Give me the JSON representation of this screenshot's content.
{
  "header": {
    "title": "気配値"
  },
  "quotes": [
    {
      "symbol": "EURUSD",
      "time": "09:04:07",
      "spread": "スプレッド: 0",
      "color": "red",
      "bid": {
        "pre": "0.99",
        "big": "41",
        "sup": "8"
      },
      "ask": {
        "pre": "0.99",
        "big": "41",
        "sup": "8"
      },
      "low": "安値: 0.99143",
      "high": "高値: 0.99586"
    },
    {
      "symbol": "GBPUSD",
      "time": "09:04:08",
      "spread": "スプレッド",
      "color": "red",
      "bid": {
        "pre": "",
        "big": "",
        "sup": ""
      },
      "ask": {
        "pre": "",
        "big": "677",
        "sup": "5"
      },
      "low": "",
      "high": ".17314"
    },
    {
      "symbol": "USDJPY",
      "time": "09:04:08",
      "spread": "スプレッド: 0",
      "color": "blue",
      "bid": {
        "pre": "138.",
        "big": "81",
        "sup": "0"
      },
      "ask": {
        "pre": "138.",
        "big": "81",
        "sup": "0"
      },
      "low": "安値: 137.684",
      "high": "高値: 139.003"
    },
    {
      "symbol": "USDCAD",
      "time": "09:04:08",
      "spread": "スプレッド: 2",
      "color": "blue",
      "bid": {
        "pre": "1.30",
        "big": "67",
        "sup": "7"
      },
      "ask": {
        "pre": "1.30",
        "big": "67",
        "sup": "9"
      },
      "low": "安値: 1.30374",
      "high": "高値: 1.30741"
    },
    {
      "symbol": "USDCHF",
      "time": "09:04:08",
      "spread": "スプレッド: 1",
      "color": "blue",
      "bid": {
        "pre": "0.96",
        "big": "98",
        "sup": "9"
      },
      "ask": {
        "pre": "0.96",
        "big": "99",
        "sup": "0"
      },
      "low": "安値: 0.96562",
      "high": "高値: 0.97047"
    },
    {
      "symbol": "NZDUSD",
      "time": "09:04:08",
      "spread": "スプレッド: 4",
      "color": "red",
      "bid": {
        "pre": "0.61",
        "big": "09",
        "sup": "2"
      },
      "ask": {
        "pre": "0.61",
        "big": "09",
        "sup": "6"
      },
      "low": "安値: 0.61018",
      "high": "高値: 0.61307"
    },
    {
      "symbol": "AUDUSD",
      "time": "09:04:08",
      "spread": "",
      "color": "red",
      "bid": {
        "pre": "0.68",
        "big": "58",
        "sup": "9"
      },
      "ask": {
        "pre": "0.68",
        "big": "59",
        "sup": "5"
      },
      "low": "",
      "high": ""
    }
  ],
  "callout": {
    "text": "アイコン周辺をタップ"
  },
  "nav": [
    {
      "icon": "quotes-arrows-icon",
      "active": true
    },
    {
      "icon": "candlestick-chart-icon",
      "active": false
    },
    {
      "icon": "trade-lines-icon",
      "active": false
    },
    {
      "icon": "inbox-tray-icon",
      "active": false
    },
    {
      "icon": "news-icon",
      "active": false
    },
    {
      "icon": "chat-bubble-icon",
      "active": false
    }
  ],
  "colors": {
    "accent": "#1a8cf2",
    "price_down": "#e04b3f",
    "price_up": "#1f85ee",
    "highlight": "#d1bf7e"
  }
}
================
Every entry must be output again, exactly as written above.

Give me the JSON representation of this screenshot's content.
{
  "header": {
    "title": "気配値"
  },
  "quotes": [
    {
      "symbol": "EURUSD",
      "time": "09:04:07",
      "spread": "スプレッド: 0",
      "color": "red",
      "bid": {
        "pre": "0.99",
        "big": "41",
        "sup": "8"
      },
      "ask": {
        "pre": "0.99",
        "big": "41",
        "sup": "8"
      },
      "low": "安値: 0.99143",
      "high": "高値: 0.99586"
    },
    {
      "symbol": "GBPUSD",
      "time": "09:04:08",
      "spread": "スプレッド",
      "color": "red",
      "bid": {
        "pre": "",
        "big": "",
        "sup": ""
      },
      "ask": {
        "pre": "",
        "big": "677",
        "sup": "5"
      },
      "low": "",
      "high": ".17314"
    },
    {
      "symbol": "USDJPY",
      "time": "09:04:08",
      "spread": "スプレッド: 0",
      "color": "blue",
      "bid": {
        "pre": "138.",
        "big": "81",
        "sup": "0"
      },
      "ask": {
        "pre": "138.",
        "big": "81",
        "sup": "0"
      },
      "low": "安値: 137.684",
      "high": "高値: 139.003"
    },
    {
      "symbol": "USDCAD",
      "time": "09:04:08",
      "spread": "スプレッド: 2",
      "color": "blue",
      "bid": {
        "pre": "1.30",
        "big": "67",
        "sup": "7"
      },
      "ask": {
        "pre": "1.30",
        "big": "67",
        "sup": "9"
      },
      "low": "安値: 1.30374",
      "high": "高値: 1.30741"
    },
    {
      "symbol": "USDCHF",
      "time": "09:04:08",
      "spread": "スプレッド: 1",
      "color": "blue",
      "bid": {
        "pre": "0.96",
        "big": "98",
        "sup": "9"
      },
      "ask": {
        "pre": "0.96",
        "big": "99",
        "sup": "0"
      },
      "low": "安値: 0.96562",
      "high": "高値: 0.97047"
    },
    {
      "symbol": "NZDUSD",
      "time": "09:04:08",
      "spread": "スプレッド: 4",
      "color": "red",
      "bid": {
        "pre": "0.61",
        "big": "09",
        "sup": "2"
      },
      "ask": {
        "pre": "0.61",
        "big": "09",
        "sup": "6"
      },
      "low": "安値: 0.61018",
      "high": "高値: 0.61307"
    },
    {
      "symbol": "AUDUSD",
      "time": "09:04:08",
      "spread": "",
      "color": "red",
      "bid": {
        "pre": "0.68",
        "big": "58",
        "sup": "9"
      },
      "ask": {
        "pre": "0.68",
        "big": "59",
        "sup": "5"
      },
      "low": "",
      "high": ""
    }
  ],
  "callout": {
    "text": "アイコン周辺をタップ"
  },
  "nav": [
    {
      "icon": "quotes-arrows-icon",
      "active": true
    },
    {
      "icon": "candlestick-chart-icon",
      "active": false
    },
    {
      "icon": "trade-lines-icon",
      "active": false
    },
    {
      "icon": "inbox-tray-icon",
      "active": false
    },
    {
      "icon": "news-icon",
      "active": false
    },
    {
      "icon": "chat-bubble-icon",
      "active": false
    }
  ],
  "colors": {
    "accent": "#1a8cf2",
    "price_down": "#e04b3f",
    "price_up": "#1f85ee",
    "highlight": "#d1bf7e"
  }
}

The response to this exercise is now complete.